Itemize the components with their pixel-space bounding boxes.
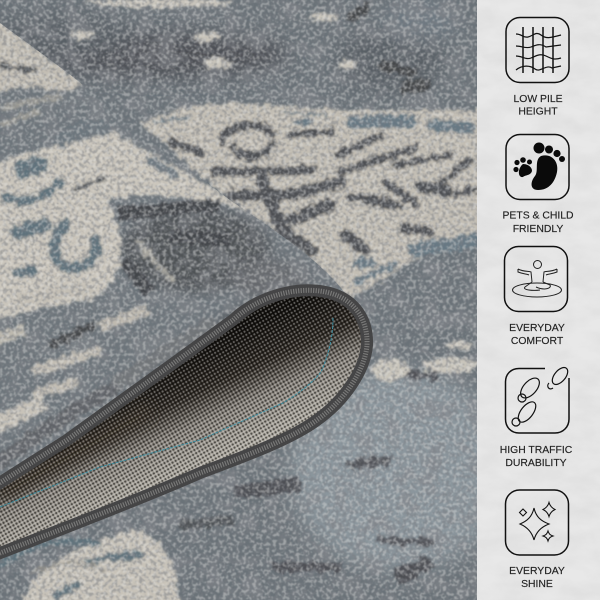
teal stitch line	[0, 317, 333, 507]
feature panel	[477, 0, 600, 600]
rug binding edge	[0, 290, 367, 555]
main cream curl field	[0, 132, 250, 320]
rug backing in fold	[0, 296, 361, 546]
label: PETS & CHILD	[502, 210, 574, 222]
label: EVERYDAY	[509, 566, 565, 577]
feature: everyday comfort	[504, 246, 568, 347]
icon: footsteps	[506, 365, 571, 433]
feature: low pile height	[506, 18, 569, 118]
label: EVERYDAY	[509, 323, 565, 334]
icon: sparkles	[506, 490, 568, 555]
feature: high traffic durability: DURABILITY	[505, 458, 567, 469]
upper cream band	[0, 23, 82, 94]
icon: paw and foot prints	[506, 134, 569, 200]
mottled dark field	[118, 205, 230, 292]
feature: pets and child friendly	[502, 134, 574, 235]
upper and lower floor motifs	[70, 0, 478, 575]
rolled rug top surface	[0, 23, 344, 469]
lower floor cream motif	[0, 530, 179, 600]
floral medallion on floor rug	[140, 103, 490, 298]
feature: everyday comfort: COMFORT	[511, 336, 564, 347]
diagonal cream stripes	[84, 294, 96, 304]
label: LOW PILE	[513, 94, 563, 105]
feature: low pile height: HEIGHT	[518, 106, 558, 118]
icon: meditating figure	[504, 246, 568, 312]
icon: pile fibres	[506, 18, 569, 82]
pile texture over rug	[0, 0, 480, 600]
label: HIGH TRAFFIC	[500, 445, 573, 456]
feature: everyday shine: SHINE	[521, 579, 553, 590]
feature: everyday shine	[506, 490, 568, 590]
feature: high traffic durability	[500, 365, 573, 469]
feature: pets and child friendly: FRIENDLY	[513, 224, 563, 235]
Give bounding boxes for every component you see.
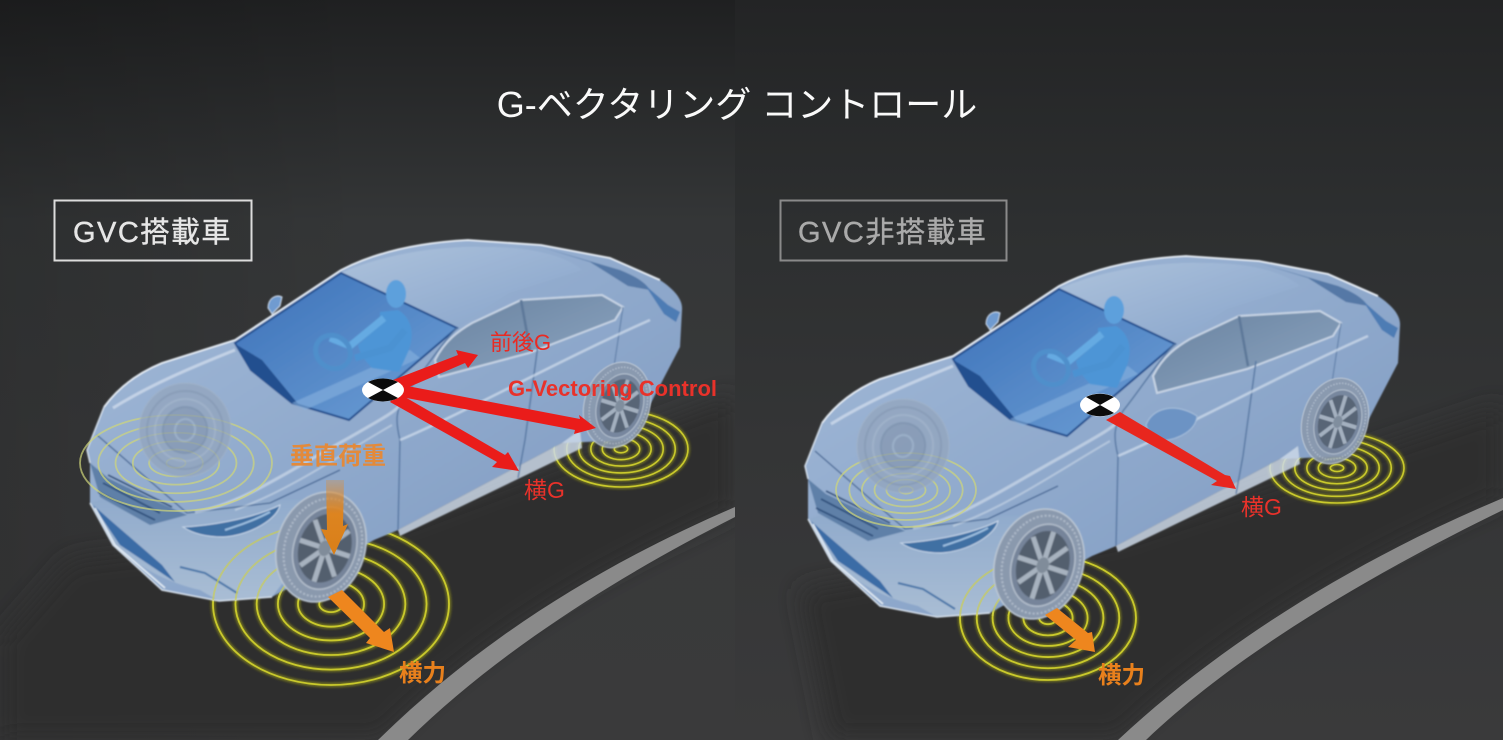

===============

Rewrite the stretch of the material from the line containing "317, 333, 507]" through the line containing "23, 82, 94]" as a Markdown table with the columns Row and Entry, numbering each line in order and skipping any blank lines.

| Row | Entry |
|---|---|
| 1 | teal stitch line	[0, 317, 333, 507] |
| 2 | feature panel	[477, 0, 600, 600] |
| 3 | rug binding edge	[0, 290, 367, 555] |
| 4 | main cream curl field	[0, 132, 250, 320] |
| 5 | rug backing in fold	[0, 296, 361, 546] |
| 6 | label: PETS & CHILD	[502, 210, 574, 222] |
| 7 | label: EVERYDAY	[509, 566, 565, 577] |
| 8 | feature: everyday comfort	[504, 246, 568, 347] |
| 9 | icon: footsteps	[506, 365, 571, 433] |
| 10 | feature: low pile height	[506, 18, 569, 118] |
| 11 | label: EVERYDAY	[509, 323, 565, 334] |
| 12 | icon: sparkles	[506, 490, 568, 555] |
| 13 | feature: high traffic durability: DURABILITY	[505, 458, 567, 469] |
| 14 | upper cream band	[0, 23, 82, 94] |